# Task
Transcribe all the entries word for word, but omit the images.

# Data in this exercise
* begin *

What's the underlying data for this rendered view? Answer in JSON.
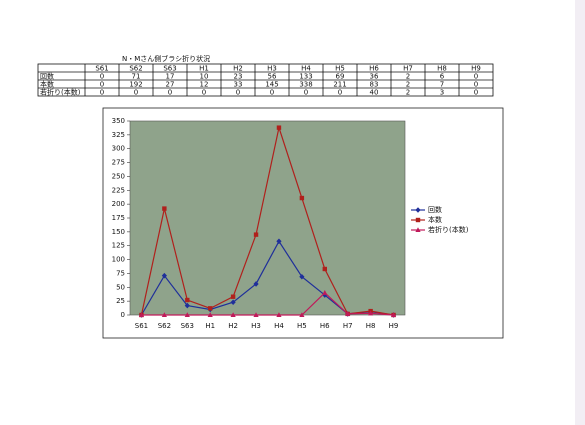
{
  "table": {
    "title": "N・Mさん側ブラシ折り状況",
    "header": [
      "S61",
      "S62",
      "S63",
      "H1",
      "H2",
      "H3",
      "H4",
      "H5",
      "H6",
      "H7",
      "H8",
      "H9"
    ],
    "rows": [
      {
        "label": "回数",
        "values": [
          0,
          71,
          17,
          10,
          23,
          56,
          133,
          69,
          36,
          2,
          6,
          0
        ]
      },
      {
        "label": "本数",
        "values": [
          0,
          192,
          27,
          12,
          33,
          145,
          338,
          211,
          83,
          2,
          7,
          0
        ]
      },
      {
        "label": "若折り(本数)",
        "values": [
          0,
          0,
          0,
          0,
          0,
          0,
          0,
          0,
          40,
          2,
          3,
          0
        ]
      }
    ]
  },
  "chart_data": {
    "type": "line",
    "categories": [
      "S61",
      "S62",
      "S63",
      "H1",
      "H2",
      "H3",
      "H4",
      "H5",
      "H6",
      "H7",
      "H8",
      "H9"
    ],
    "series": [
      {
        "name": "回数",
        "color": "#1f2f9a",
        "marker": "diamond",
        "values": [
          0,
          71,
          17,
          10,
          23,
          56,
          133,
          69,
          36,
          2,
          6,
          0
        ]
      },
      {
        "name": "本数",
        "color": "#b0201c",
        "marker": "square",
        "values": [
          0,
          192,
          27,
          12,
          33,
          145,
          338,
          211,
          83,
          2,
          7,
          0
        ]
      },
      {
        "name": "若折り(本数)",
        "color": "#c01a5a",
        "marker": "triangle",
        "values": [
          0,
          0,
          0,
          0,
          0,
          0,
          0,
          0,
          40,
          2,
          3,
          0
        ]
      }
    ],
    "ylim": [
      0,
      350
    ],
    "yticks": [
      0,
      25,
      50,
      75,
      100,
      125,
      150,
      175,
      200,
      225,
      250,
      275,
      300,
      325,
      350
    ],
    "plot_background": "#8fa38b",
    "legend": "right"
  }
}
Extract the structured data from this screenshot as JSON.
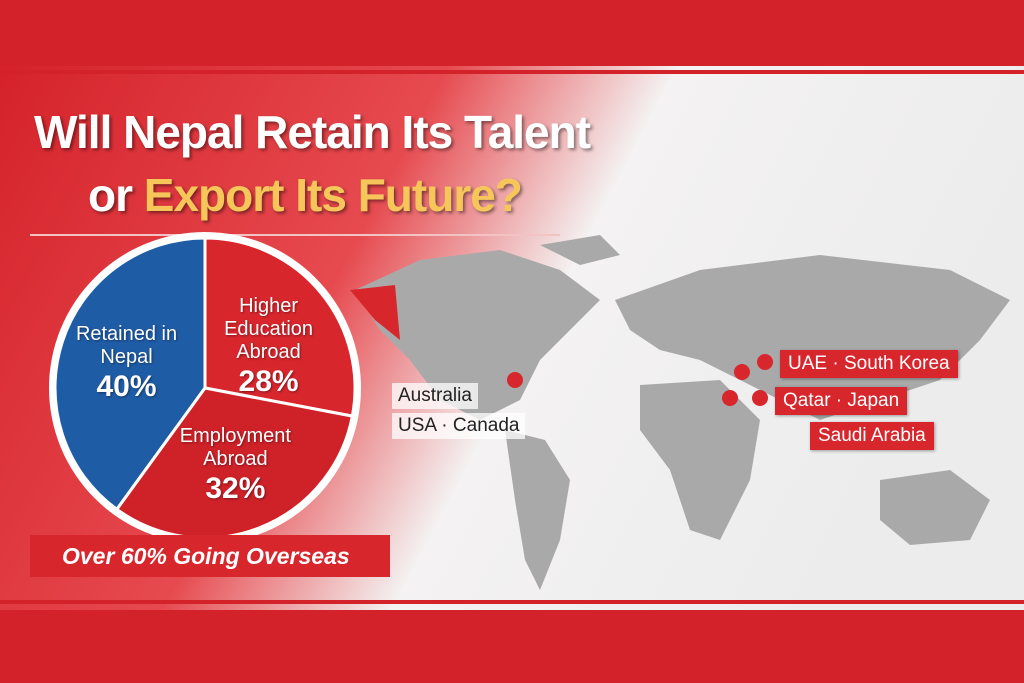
{
  "header": {
    "title_line1": "Will Nepal Retain Its Talent",
    "title_line2_prefix": "or",
    "title_line2_highlight": "Export Its Future?"
  },
  "chart_data": {
    "type": "pie",
    "categories": [
      "Retained in Nepal",
      "Higher Education Abroad",
      "Employment Abroad"
    ],
    "values": [
      40,
      28,
      32
    ],
    "value_labels": [
      "40%",
      "28%",
      "32%"
    ],
    "colors": [
      "#1f5ca6",
      "#d8262d",
      "#cf2128"
    ]
  },
  "banner": "Over 60% Going Overseas",
  "map_labels": {
    "west": [
      "Australia",
      "USA · Canada"
    ],
    "east": [
      "UAE · South Korea",
      "Qatar · Japan",
      "Saudi Arabia"
    ]
  }
}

* end *

# Task result
What's the underlying data for this rendered view? Answer in JSON.
{
  "table": {
    "title": "N・Mさん側ブラシ折り状況",
    "header": [
      "S61",
      "S62",
      "S63",
      "H1",
      "H2",
      "H3",
      "H4",
      "H5",
      "H6",
      "H7",
      "H8",
      "H9"
    ],
    "rows": [
      {
        "label": "回数",
        "values": [
          0,
          71,
          17,
          10,
          23,
          56,
          133,
          69,
          36,
          2,
          6,
          0
        ]
      },
      {
        "label": "本数",
        "values": [
          0,
          192,
          27,
          12,
          33,
          145,
          338,
          211,
          83,
          2,
          7,
          0
        ]
      },
      {
        "label": "若折り(本数)",
        "values": [
          0,
          0,
          0,
          0,
          0,
          0,
          0,
          0,
          40,
          2,
          3,
          0
        ]
      }
    ]
  },
  "chart_data": {
    "type": "line",
    "categories": [
      "S61",
      "S62",
      "S63",
      "H1",
      "H2",
      "H3",
      "H4",
      "H5",
      "H6",
      "H7",
      "H8",
      "H9"
    ],
    "series": [
      {
        "name": "回数",
        "color": "#1f2f9a",
        "marker": "diamond",
        "values": [
          0,
          71,
          17,
          10,
          23,
          56,
          133,
          69,
          36,
          2,
          6,
          0
        ]
      },
      {
        "name": "本数",
        "color": "#b0201c",
        "marker": "square",
        "values": [
          0,
          192,
          27,
          12,
          33,
          145,
          338,
          211,
          83,
          2,
          7,
          0
        ]
      },
      {
        "name": "若折り(本数)",
        "color": "#c01a5a",
        "marker": "triangle",
        "values": [
          0,
          0,
          0,
          0,
          0,
          0,
          0,
          0,
          40,
          2,
          3,
          0
        ]
      }
    ],
    "ylim": [
      0,
      350
    ],
    "yticks": [
      0,
      25,
      50,
      75,
      100,
      125,
      150,
      175,
      200,
      225,
      250,
      275,
      300,
      325,
      350
    ],
    "plot_background": "#8fa38b",
    "legend": "right"
  }
}
Extract the structured data from this screenshot as JSON.
{
  "header": {
    "title_line1": "Will Nepal Retain Its Talent",
    "title_line2_prefix": "or",
    "title_line2_highlight": "Export Its Future?"
  },
  "chart_data": {
    "type": "pie",
    "categories": [
      "Retained in Nepal",
      "Higher Education Abroad",
      "Employment Abroad"
    ],
    "values": [
      40,
      28,
      32
    ],
    "value_labels": [
      "40%",
      "28%",
      "32%"
    ],
    "colors": [
      "#1f5ca6",
      "#d8262d",
      "#cf2128"
    ]
  },
  "banner": "Over 60% Going Overseas",
  "map_labels": {
    "west": [
      "Australia",
      "USA · Canada"
    ],
    "east": [
      "UAE · South Korea",
      "Qatar · Japan",
      "Saudi Arabia"
    ]
  }
}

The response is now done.